PROVIDED RECORDS start

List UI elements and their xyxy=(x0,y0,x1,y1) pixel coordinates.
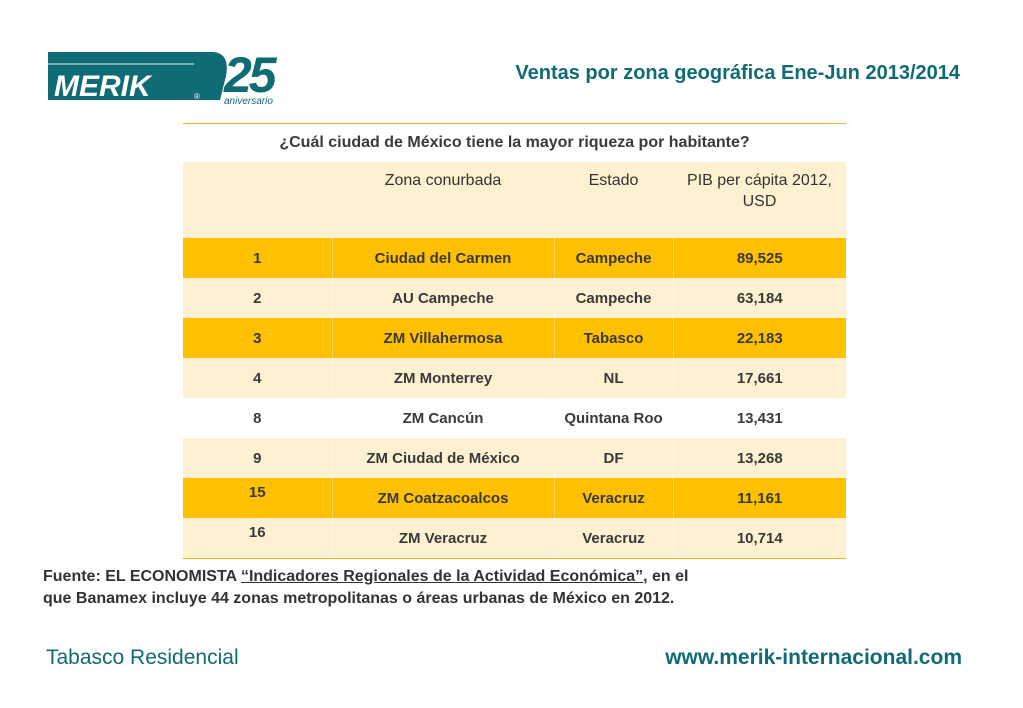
table-row: 16 ZM Veracruz Veracruz 10,714 xyxy=(183,518,847,559)
rank-cell: 15 xyxy=(183,478,333,518)
rank-cell: 2 xyxy=(183,278,333,318)
zona-cell: ZM Monterrey xyxy=(332,358,555,398)
table-row: 8 ZM Cancún Quintana Roo 13,431 xyxy=(183,398,847,438)
pib-cell: 13,431 xyxy=(673,398,847,438)
estado-cell: Campeche xyxy=(554,278,674,318)
logo-brand-text: MERIK xyxy=(54,70,153,103)
pib-cell: 89,525 xyxy=(673,238,847,278)
source-prefix: Fuente: EL ECONOMISTA xyxy=(43,568,241,585)
footer-website-link[interactable]: www.merik-internacional.com xyxy=(665,646,962,669)
page-title: Ventas por zona geográfica Ene-Jun 2013/… xyxy=(515,62,960,84)
zona-cell: AU Campeche xyxy=(332,278,555,318)
estado-cell: Tabasco xyxy=(554,318,674,358)
source-note: Fuente: EL ECONOMISTA “Indicadores Regio… xyxy=(43,566,703,610)
estado-cell: NL xyxy=(554,358,674,398)
zona-cell: ZM Ciudad de México xyxy=(332,438,555,478)
table-row: 9 ZM Ciudad de México DF 13,268 xyxy=(183,438,847,478)
merik-25-aniversario-logo: MERIK ® 25 aniversario xyxy=(44,44,294,108)
zona-cell: Ciudad del Carmen xyxy=(332,238,555,278)
zona-cell: ZM Villahermosa xyxy=(332,318,555,358)
pib-cell: 13,268 xyxy=(673,438,847,478)
estado-cell: Veracruz xyxy=(554,518,674,559)
estado-cell: Veracruz xyxy=(554,478,674,518)
gdp-ranking-table-container: ¿Cuál ciudad de México tiene la mayor ri… xyxy=(183,123,847,559)
logo-anniversary-word: aniversario xyxy=(224,96,273,107)
estado-cell: Campeche xyxy=(554,238,674,278)
logo-anniversary-number: 25 xyxy=(223,47,278,103)
table-row: 15 ZM Coatzacoalcos Veracruz 11,161 xyxy=(183,478,847,518)
pib-cell: 63,184 xyxy=(673,278,847,318)
table-caption: ¿Cuál ciudad de México tiene la mayor ri… xyxy=(183,123,847,162)
header-zona-conurbada: Zona conurbada xyxy=(332,162,554,238)
footer-company-name: Tabasco Residencial xyxy=(46,646,239,669)
pib-cell: 10,714 xyxy=(673,518,847,559)
header-estado: Estado xyxy=(554,162,673,238)
table-row: 1 Ciudad del Carmen Campeche 89,525 xyxy=(183,238,847,278)
table-caption-row: ¿Cuál ciudad de México tiene la mayor ri… xyxy=(183,123,847,162)
zona-cell: ZM Cancún xyxy=(332,398,555,438)
rank-cell: 4 xyxy=(183,358,333,398)
table-row: 2 AU Campeche Campeche 63,184 xyxy=(183,278,847,318)
rank-cell: 8 xyxy=(183,398,333,438)
rank-cell: 1 xyxy=(183,238,333,278)
pib-cell: 17,661 xyxy=(673,358,847,398)
pib-cell: 22,183 xyxy=(673,318,847,358)
rank-cell: 16 xyxy=(183,518,333,559)
table-row: 4 ZM Monterrey NL 17,661 xyxy=(183,358,847,398)
source-link[interactable]: “Indicadores Regionales de la Actividad … xyxy=(240,568,644,585)
gdp-ranking-table: ¿Cuál ciudad de México tiene la mayor ri… xyxy=(183,123,847,559)
zona-cell: ZM Coatzacoalcos xyxy=(332,478,555,518)
rank-cell: 3 xyxy=(183,318,333,358)
estado-cell: Quintana Roo xyxy=(554,398,674,438)
table-header-row: Zona conurbada Estado PIB per cápita 201… xyxy=(183,162,847,238)
table-row: 3 ZM Villahermosa Tabasco 22,183 xyxy=(183,318,847,358)
merik-logo-graphic: MERIK ® 25 aniversario xyxy=(48,47,281,107)
header-pib-per-capita: PIB per cápita 2012, USD xyxy=(673,162,847,238)
logo-registered-mark: ® xyxy=(194,92,200,101)
source-suffix: , en el que Banamex incluye 44 zonas met… xyxy=(43,568,689,607)
pib-cell: 11,161 xyxy=(673,478,847,518)
zona-cell: ZM Veracruz xyxy=(332,518,555,559)
header-rank xyxy=(183,162,332,238)
rank-cell: 9 xyxy=(183,438,333,478)
estado-cell: DF xyxy=(554,438,674,478)
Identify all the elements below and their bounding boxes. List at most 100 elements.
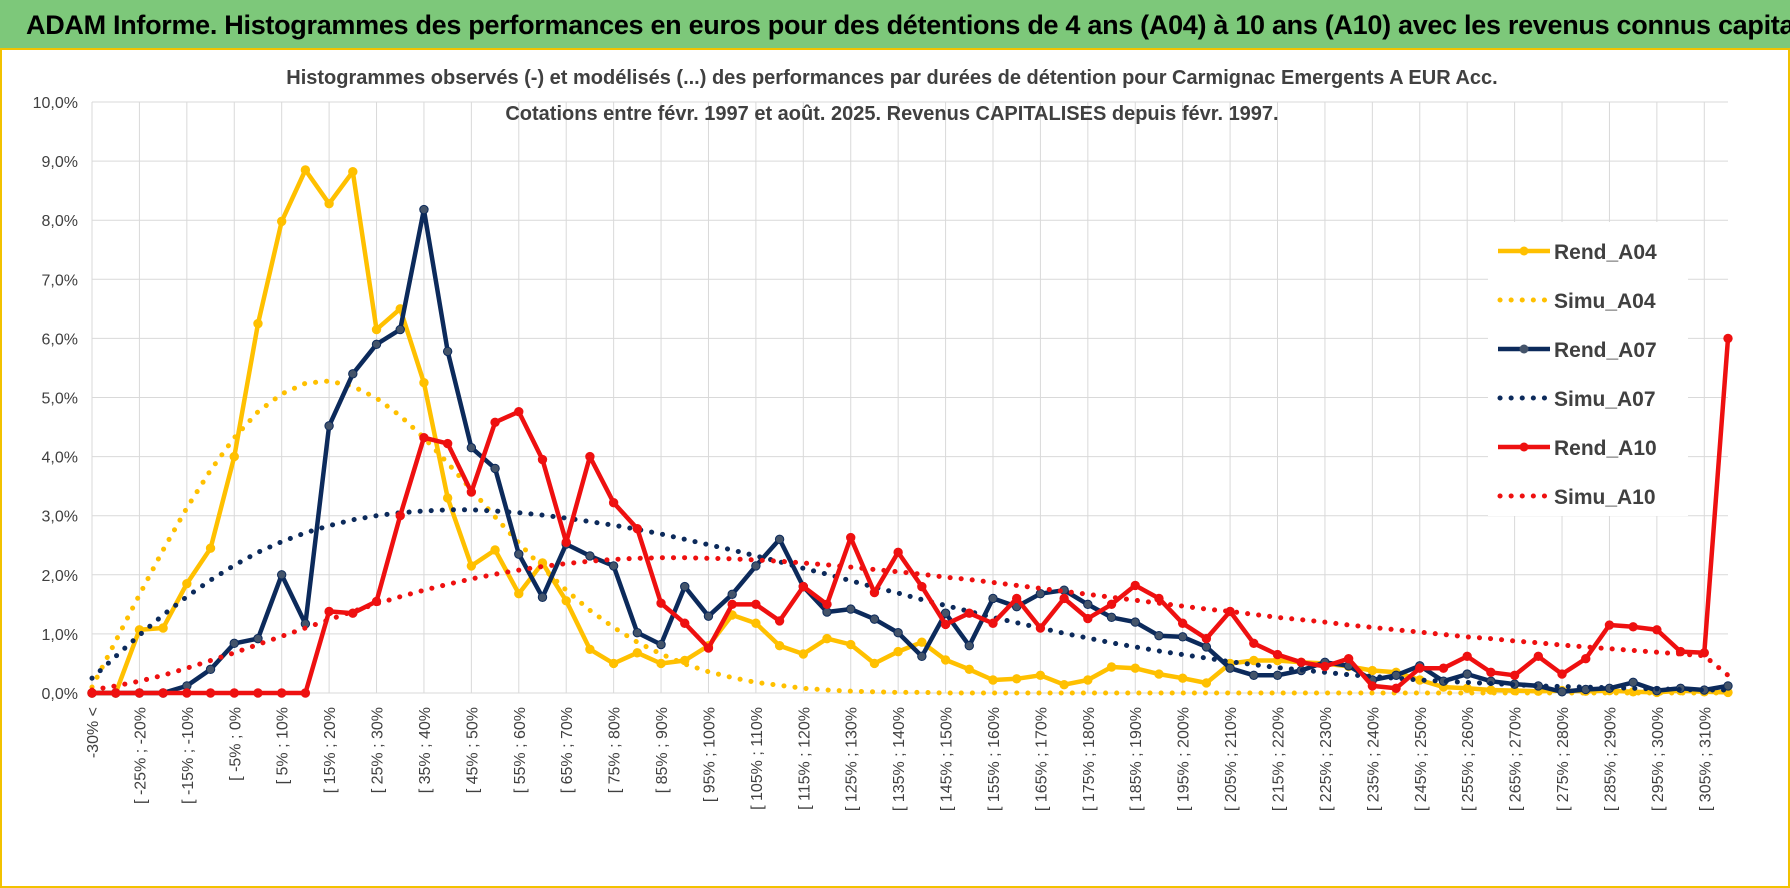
series-point (1628, 677, 1638, 688)
series-point (632, 524, 643, 534)
x-tick-label: [ 165% ; 170% (1033, 707, 1050, 811)
chart-subtitle: Cotations entre févr. 1997 et août. 2025… (505, 103, 1278, 125)
series-point (1462, 669, 1472, 679)
series-point (442, 493, 453, 503)
x-tick-label: [ 155% ; 160% (986, 707, 1003, 811)
legend-label: Simu_A04 (1554, 290, 1656, 313)
series-point (158, 623, 168, 633)
series-point (371, 324, 382, 335)
legend-marker (1519, 344, 1529, 354)
series-point (964, 664, 974, 675)
series-point (1604, 620, 1615, 630)
x-tick-label: [ 265% ; 270% (1508, 707, 1525, 811)
x-tick-label: [ 305% ; 310% (1697, 707, 1714, 811)
series-point (1130, 580, 1140, 591)
series-point (1723, 681, 1733, 691)
series-point (419, 378, 429, 388)
chart-legend: Rend_A04 Simu_A04 Rend_A07 Simu_A07 Rend_A10… (1488, 222, 1688, 516)
series-Simu_A10 (89, 555, 1731, 693)
series-point (1509, 670, 1520, 680)
series-point (1486, 667, 1496, 678)
series-point (253, 688, 263, 698)
x-tick-label: [ 205% ; 210% (1223, 707, 1240, 811)
series-point (1652, 625, 1662, 635)
series-point (442, 438, 453, 449)
series-point (940, 608, 951, 618)
series-point (253, 633, 263, 644)
x-tick-label: [ 15% ; 20% (322, 707, 339, 793)
report-banner: ADAM Informe. Histogrammes des performan… (0, 0, 1790, 50)
series-point (1201, 642, 1212, 652)
series-point (205, 664, 216, 675)
series-point (1438, 663, 1449, 673)
legend-item-Simu_A07: Simu_A07 (1497, 388, 1656, 411)
series-point (324, 421, 334, 431)
x-tick-label: [ -15% ; -10% (180, 707, 197, 804)
legend-marker (1519, 442, 1529, 452)
series-point (917, 651, 927, 662)
series-point (585, 451, 595, 462)
series-point (846, 532, 856, 543)
y-tick-label: 4,0% (42, 450, 78, 467)
series-point (1177, 632, 1188, 642)
series-point (1177, 618, 1188, 628)
series-point (276, 570, 287, 580)
series-point (869, 658, 880, 669)
series-line (92, 207, 1729, 696)
series-Rend_A10 (87, 333, 1733, 698)
series-line (89, 507, 1731, 693)
x-tick-label: [ 245% ; 250% (1413, 707, 1430, 811)
performance-histogram-chart: Histogrammes observés (-) et modélisés (… (33, 67, 1733, 811)
series-point (893, 646, 903, 657)
series-point (395, 324, 405, 335)
series-point (774, 616, 785, 626)
series-point (822, 599, 832, 610)
series-point (1011, 593, 1022, 604)
x-tick-label: [ 175% ; 180% (1081, 707, 1098, 811)
chart-frame: Histogrammes observés (-) et modélisés (… (0, 50, 1790, 888)
series-point (1201, 678, 1212, 688)
series-point (988, 593, 998, 604)
series-point (537, 592, 548, 602)
series-point (205, 543, 216, 553)
series-point (1343, 654, 1354, 664)
series-point (300, 165, 311, 175)
chart-gridlines (91, 101, 1728, 694)
series-point (656, 658, 666, 669)
series-point (490, 417, 500, 428)
series-point (656, 598, 666, 608)
report-title: ADAM Informe. Histogrammes des performan… (26, 10, 1790, 40)
y-tick-label: 1,0% (42, 627, 78, 644)
y-tick-label: 7,0% (42, 272, 78, 289)
series-point (466, 443, 477, 453)
series-point (158, 688, 168, 698)
legend-marker (1519, 246, 1529, 256)
series-point (182, 578, 192, 589)
series-point (442, 346, 453, 357)
series-line (89, 555, 1731, 693)
series-point (182, 688, 192, 698)
series-point (1059, 593, 1069, 604)
series-point (585, 551, 595, 561)
legend-item-Rend_A04: Rend_A04 (1498, 241, 1657, 264)
x-tick-label: [ 95% ; 100% (701, 707, 718, 802)
series-point (656, 639, 666, 650)
chart-title: Histogrammes observés (-) et modélisés (… (286, 67, 1497, 89)
x-tick-label: [ 295% ; 300% (1650, 707, 1667, 811)
series-point (395, 511, 405, 521)
x-tick-label: [ 235% ; 240% (1365, 707, 1382, 811)
series-point (988, 675, 998, 685)
x-tick-label: [ 55% ; 60% (512, 707, 529, 793)
legend-label: Rend_A07 (1554, 339, 1657, 362)
series-point (703, 611, 714, 621)
series-point (466, 561, 477, 571)
y-tick-label: 2,0% (42, 568, 78, 585)
y-tick-label: 6,0% (42, 331, 78, 348)
series-point (846, 639, 856, 650)
y-tick-label: 8,0% (42, 213, 78, 230)
series-point (1154, 630, 1164, 641)
series-point (514, 549, 524, 559)
series-point (1557, 669, 1567, 679)
series-point (1106, 612, 1117, 623)
legend-item-Rend_A10: Rend_A10 (1498, 437, 1657, 460)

PROVIDED RECORDS end

:: AIM ::
Retype the lines above, starting with the line with "series-point (1628, 677, 1638, 688)" and going on through the line with "x-tick-label: [ 205%", and give nothing else.

:: RESPONSE BELOW ::
series-point (1628, 677, 1638, 688)
series-point (632, 524, 643, 534)
x-tick-label: [ 165% ; 170% (1033, 707, 1050, 811)
chart-subtitle: Cotations entre févr. 1997 et août. 2025… (505, 103, 1278, 125)
series-point (1462, 669, 1472, 679)
series-point (442, 493, 453, 503)
x-tick-label: [ 155% ; 160% (986, 707, 1003, 811)
legend-label: Simu_A04 (1554, 290, 1656, 313)
series-point (158, 623, 168, 633)
series-point (371, 324, 382, 335)
legend-marker (1519, 344, 1529, 354)
series-point (964, 664, 974, 675)
series-point (1604, 620, 1615, 630)
x-tick-label: [ 265% ; 270% (1508, 707, 1525, 811)
x-tick-label: [ 305% ; 310% (1697, 707, 1714, 811)
series-point (1130, 580, 1140, 591)
series-point (1723, 681, 1733, 691)
series-point (419, 378, 429, 388)
chart-legend: Rend_A04 Simu_A04 Rend_A07 Simu_A07 Rend_A10… (1488, 222, 1688, 516)
series-Simu_A10 (89, 555, 1731, 693)
series-point (1509, 670, 1520, 680)
series-point (1486, 667, 1496, 678)
series-point (253, 688, 263, 698)
x-tick-label: [ 205% ; 210% (1223, 707, 1240, 811)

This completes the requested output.